━━ RECORDS FOR THE EXERCISE

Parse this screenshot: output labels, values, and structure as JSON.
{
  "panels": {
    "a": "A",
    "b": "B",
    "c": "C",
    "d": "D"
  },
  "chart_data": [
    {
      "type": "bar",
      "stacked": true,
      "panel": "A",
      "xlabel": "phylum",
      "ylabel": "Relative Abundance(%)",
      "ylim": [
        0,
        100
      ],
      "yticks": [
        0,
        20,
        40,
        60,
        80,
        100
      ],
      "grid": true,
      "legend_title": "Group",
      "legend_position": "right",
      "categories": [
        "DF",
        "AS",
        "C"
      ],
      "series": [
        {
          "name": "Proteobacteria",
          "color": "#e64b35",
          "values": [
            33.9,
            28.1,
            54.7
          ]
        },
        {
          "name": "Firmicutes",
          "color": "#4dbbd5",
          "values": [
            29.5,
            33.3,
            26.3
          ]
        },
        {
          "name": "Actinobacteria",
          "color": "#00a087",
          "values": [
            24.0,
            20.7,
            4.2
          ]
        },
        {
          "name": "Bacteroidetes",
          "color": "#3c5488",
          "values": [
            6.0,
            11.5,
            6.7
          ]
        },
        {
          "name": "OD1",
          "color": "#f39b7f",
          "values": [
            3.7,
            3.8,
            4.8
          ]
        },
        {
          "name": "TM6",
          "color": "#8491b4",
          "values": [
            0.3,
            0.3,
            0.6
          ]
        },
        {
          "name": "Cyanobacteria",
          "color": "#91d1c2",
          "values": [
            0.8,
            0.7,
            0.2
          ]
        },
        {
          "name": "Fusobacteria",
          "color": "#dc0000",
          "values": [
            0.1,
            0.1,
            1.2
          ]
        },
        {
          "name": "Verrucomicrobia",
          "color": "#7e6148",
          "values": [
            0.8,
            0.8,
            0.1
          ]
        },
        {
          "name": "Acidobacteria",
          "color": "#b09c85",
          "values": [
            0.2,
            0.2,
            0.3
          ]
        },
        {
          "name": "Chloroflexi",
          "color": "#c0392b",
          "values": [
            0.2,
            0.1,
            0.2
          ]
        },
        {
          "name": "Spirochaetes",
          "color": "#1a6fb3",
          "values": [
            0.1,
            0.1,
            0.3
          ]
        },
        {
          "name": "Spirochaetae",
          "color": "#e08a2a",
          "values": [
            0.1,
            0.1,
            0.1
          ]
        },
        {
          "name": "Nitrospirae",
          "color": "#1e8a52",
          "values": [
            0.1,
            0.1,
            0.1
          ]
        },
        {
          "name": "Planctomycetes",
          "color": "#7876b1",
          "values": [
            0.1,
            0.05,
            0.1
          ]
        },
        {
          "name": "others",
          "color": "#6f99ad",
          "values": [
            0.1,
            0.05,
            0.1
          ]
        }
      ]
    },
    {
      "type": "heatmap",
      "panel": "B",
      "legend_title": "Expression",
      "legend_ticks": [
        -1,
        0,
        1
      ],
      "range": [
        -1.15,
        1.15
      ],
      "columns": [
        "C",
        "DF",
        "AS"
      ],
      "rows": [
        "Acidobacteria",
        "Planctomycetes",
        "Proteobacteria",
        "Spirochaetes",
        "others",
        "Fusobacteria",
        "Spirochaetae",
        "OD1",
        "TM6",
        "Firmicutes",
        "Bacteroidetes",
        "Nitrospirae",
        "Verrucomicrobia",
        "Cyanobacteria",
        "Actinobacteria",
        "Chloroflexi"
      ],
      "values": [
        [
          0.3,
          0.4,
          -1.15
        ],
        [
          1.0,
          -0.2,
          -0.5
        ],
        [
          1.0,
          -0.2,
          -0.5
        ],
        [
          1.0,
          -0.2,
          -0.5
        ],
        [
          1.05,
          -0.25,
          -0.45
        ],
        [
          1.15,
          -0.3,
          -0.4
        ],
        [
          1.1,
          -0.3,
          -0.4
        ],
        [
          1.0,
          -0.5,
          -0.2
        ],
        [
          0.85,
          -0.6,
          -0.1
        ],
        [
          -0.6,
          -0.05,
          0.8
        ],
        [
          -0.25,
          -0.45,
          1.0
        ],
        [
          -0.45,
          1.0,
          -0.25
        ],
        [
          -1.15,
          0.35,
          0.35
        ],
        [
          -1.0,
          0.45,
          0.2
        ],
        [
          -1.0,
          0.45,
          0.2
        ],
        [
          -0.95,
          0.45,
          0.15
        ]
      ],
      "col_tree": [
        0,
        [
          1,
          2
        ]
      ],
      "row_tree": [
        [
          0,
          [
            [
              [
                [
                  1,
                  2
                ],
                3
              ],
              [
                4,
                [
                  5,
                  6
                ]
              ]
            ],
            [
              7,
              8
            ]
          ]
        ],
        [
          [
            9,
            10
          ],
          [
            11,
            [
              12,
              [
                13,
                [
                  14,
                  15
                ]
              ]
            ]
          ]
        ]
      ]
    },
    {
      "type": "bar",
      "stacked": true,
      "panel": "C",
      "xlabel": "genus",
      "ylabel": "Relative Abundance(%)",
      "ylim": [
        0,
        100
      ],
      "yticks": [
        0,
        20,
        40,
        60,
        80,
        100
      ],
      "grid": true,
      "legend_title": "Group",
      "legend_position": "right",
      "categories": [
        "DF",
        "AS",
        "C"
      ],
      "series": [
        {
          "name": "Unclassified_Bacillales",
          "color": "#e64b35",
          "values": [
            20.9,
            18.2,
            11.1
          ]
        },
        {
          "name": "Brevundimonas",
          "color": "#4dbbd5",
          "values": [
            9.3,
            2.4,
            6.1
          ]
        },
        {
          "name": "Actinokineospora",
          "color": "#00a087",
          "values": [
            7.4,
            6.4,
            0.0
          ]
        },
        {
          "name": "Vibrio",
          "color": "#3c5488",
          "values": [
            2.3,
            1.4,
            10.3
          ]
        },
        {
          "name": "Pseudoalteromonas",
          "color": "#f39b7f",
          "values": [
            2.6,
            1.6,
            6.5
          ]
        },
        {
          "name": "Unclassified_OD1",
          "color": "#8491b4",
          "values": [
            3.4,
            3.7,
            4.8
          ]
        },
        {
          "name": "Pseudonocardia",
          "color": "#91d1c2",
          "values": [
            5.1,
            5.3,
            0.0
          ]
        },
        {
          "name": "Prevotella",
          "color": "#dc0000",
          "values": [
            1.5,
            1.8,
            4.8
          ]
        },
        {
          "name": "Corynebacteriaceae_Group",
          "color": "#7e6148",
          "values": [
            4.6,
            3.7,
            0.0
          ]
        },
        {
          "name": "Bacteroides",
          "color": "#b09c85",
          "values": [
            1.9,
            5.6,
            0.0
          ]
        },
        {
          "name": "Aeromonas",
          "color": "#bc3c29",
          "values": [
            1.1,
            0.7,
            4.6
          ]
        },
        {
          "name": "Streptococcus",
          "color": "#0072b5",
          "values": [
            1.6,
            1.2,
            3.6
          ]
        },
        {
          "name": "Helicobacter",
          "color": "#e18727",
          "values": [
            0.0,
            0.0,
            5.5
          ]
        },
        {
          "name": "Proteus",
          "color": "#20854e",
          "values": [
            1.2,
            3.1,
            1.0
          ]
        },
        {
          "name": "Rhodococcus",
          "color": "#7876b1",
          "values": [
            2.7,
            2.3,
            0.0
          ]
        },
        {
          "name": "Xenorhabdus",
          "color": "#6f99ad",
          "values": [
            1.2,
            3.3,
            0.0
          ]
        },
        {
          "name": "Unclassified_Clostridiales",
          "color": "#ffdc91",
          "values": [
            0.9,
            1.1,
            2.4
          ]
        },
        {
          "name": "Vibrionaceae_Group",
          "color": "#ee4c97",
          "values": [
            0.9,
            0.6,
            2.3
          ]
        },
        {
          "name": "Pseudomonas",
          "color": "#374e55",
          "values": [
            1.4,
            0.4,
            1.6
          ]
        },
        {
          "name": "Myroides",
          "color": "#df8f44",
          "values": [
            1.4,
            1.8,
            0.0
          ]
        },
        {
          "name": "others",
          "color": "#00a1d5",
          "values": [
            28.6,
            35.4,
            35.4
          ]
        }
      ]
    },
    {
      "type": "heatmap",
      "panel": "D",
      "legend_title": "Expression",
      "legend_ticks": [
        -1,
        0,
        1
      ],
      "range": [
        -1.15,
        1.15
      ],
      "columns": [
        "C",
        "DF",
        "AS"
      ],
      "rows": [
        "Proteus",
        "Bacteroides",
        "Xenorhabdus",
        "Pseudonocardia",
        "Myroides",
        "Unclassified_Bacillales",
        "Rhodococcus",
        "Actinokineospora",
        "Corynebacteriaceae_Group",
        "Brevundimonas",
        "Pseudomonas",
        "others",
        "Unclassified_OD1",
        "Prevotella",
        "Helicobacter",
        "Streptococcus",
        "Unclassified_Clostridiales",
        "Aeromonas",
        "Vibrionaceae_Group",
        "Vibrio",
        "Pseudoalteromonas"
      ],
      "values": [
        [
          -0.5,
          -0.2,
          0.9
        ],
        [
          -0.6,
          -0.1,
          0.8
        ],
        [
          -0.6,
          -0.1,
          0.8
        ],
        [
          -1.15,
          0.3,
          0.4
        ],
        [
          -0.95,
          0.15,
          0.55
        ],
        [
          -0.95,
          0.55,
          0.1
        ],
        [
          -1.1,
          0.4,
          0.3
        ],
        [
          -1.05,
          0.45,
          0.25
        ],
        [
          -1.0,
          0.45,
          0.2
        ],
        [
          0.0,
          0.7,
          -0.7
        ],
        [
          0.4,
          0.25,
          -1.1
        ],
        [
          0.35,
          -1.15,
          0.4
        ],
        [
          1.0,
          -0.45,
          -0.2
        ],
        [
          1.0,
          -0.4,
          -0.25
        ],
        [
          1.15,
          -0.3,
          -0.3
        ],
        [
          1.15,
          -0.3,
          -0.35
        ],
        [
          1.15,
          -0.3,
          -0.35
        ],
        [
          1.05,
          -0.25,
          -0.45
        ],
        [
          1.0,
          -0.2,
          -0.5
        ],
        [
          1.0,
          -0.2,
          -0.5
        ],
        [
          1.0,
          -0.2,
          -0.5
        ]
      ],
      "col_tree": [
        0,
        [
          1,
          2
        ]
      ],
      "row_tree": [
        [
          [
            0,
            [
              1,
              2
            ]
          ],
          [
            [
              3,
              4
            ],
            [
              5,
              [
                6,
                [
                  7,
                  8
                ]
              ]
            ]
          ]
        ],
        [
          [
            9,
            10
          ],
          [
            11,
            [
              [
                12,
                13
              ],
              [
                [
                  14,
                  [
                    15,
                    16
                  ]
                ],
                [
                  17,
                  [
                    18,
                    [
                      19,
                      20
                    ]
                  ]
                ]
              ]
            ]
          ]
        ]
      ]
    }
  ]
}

━━━━

▶ _TASK DESCRIPTION_
Lines containing the word "Brevundimonas" must be found in the data above and copied.

▶ _ANSWER SPACE_
          "name": "Brevundimonas",
        "Brevundimonas",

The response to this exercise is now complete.